- Task details: Copy out all the data, word for word.

- Material supplied:
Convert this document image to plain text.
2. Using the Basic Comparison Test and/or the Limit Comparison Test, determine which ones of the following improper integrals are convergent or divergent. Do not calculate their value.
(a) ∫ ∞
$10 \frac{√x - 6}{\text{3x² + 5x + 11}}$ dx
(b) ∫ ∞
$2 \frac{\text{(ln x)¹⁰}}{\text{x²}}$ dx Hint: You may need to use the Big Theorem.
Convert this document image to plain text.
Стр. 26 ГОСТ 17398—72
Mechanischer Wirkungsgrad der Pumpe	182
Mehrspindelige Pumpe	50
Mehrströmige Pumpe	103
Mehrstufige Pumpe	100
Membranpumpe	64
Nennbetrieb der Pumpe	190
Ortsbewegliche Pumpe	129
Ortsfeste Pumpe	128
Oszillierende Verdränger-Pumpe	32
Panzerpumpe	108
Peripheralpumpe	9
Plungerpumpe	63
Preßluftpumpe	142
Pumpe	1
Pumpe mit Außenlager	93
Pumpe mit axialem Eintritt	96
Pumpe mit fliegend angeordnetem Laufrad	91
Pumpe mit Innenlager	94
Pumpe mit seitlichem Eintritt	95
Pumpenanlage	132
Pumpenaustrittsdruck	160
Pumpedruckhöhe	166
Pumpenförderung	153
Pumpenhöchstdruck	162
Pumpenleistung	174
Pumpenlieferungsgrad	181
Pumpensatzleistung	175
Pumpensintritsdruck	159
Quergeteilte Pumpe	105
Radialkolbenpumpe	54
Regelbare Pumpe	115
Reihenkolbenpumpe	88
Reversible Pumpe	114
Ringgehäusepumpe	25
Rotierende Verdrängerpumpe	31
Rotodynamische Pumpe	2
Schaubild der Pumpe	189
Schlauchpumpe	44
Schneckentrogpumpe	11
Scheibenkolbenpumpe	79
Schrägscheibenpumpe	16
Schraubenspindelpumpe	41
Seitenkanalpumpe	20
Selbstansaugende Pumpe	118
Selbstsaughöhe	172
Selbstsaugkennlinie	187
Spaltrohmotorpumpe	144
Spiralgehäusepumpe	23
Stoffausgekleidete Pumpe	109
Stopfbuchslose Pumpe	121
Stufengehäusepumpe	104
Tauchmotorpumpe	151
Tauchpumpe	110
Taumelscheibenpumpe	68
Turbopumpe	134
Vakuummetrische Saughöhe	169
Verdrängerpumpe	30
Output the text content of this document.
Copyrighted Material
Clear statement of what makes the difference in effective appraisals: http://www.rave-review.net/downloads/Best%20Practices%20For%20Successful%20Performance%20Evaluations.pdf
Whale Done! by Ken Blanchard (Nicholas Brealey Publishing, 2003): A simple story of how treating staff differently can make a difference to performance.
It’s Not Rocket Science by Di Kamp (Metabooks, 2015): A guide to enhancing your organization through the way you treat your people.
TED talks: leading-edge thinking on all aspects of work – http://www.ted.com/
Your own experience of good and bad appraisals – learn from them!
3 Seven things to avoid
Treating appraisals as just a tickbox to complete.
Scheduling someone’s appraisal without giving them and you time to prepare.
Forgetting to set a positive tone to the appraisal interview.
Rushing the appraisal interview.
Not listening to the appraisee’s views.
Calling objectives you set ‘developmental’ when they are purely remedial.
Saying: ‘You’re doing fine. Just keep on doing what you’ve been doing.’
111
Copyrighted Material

- Reply:
Convert this document image to plain text.
2. Using the Basic Comparison Test and/or the Limit Comparison Test, determine which ones of the following improper integrals are convergent or divergent. Do not calculate their value.
(a) ∫ ∞
$10 \frac{√x - 6}{\text{3x² + 5x + 11}}$ dx
(b) ∫ ∞
$2 \frac{\text{(ln x)¹⁰}}{\text{x²}}$ dx Hint: You may need to use the Big Theorem.
Convert this document image to plain text.
Стр. 26 ГОСТ 17398—72
Mechanischer Wirkungsgrad der Pumpe	182
Mehrspindelige Pumpe	50
Mehrströmige Pumpe	103
Mehrstufige Pumpe	100
Membranpumpe	64
Nennbetrieb der Pumpe	190
Ortsbewegliche Pumpe	129
Ortsfeste Pumpe	128
Oszillierende Verdränger-Pumpe	32
Panzerpumpe	108
Peripheralpumpe	9
Plungerpumpe	63
Preßluftpumpe	142
Pumpe	1
Pumpe mit Außenlager	93
Pumpe mit axialem Eintritt	96
Pumpe mit fliegend angeordnetem Laufrad	91
Pumpe mit Innenlager	94
Pumpe mit seitlichem Eintritt	95
Pumpenanlage	132
Pumpenaustrittsdruck	160
Pumpedruckhöhe	166
Pumpenförderung	153
Pumpenhöchstdruck	162
Pumpenleistung	174
Pumpenlieferungsgrad	181
Pumpensatzleistung	175
Pumpensintritsdruck	159
Quergeteilte Pumpe	105
Radialkolbenpumpe	54
Regelbare Pumpe	115
Reihenkolbenpumpe	88
Reversible Pumpe	114
Ringgehäusepumpe	25
Rotierende Verdrängerpumpe	31
Rotodynamische Pumpe	2
Schaubild der Pumpe	189
Schlauchpumpe	44
Schneckentrogpumpe	11
Scheibenkolbenpumpe	79
Schrägscheibenpumpe	16
Schraubenspindelpumpe	41
Seitenkanalpumpe	20
Selbstansaugende Pumpe	118
Selbstsaughöhe	172
Selbstsaugkennlinie	187
Spaltrohmotorpumpe	144
Spiralgehäusepumpe	23
Stoffausgekleidete Pumpe	109
Stopfbuchslose Pumpe	121
Stufengehäusepumpe	104
Tauchmotorpumpe	151
Tauchpumpe	110
Taumelscheibenpumpe	68
Turbopumpe	134
Vakuummetrische Saughöhe	169
Verdrängerpumpe	30
Output the text content of this document.
Copyrighted Material
Clear statement of what makes the difference in effective appraisals: http://www.rave-review.net/downloads/Best%20Practices%20For%20Successful%20Performance%20Evaluations.pdf
Whale Done! by Ken Blanchard (Nicholas Brealey Publishing, 2003): A simple story of how treating staff differently can make a difference to performance.
It’s Not Rocket Science by Di Kamp (Metabooks, 2015): A guide to enhancing your organization through the way you treat your people.
TED talks: leading-edge thinking on all aspects of work – http://www.ted.com/
Your own experience of good and bad appraisals – learn from them!
3 Seven things to avoid
Treating appraisals as just a tickbox to complete.
Scheduling someone’s appraisal without giving them and you time to prepare.
Forgetting to set a positive tone to the appraisal interview.
Rushing the appraisal interview.
Not listening to the appraisee’s views.
Calling objectives you set ‘developmental’ when they are purely remedial.
Saying: ‘You’re doing fine. Just keep on doing what you’ve been doing.’
111
Copyrighted Material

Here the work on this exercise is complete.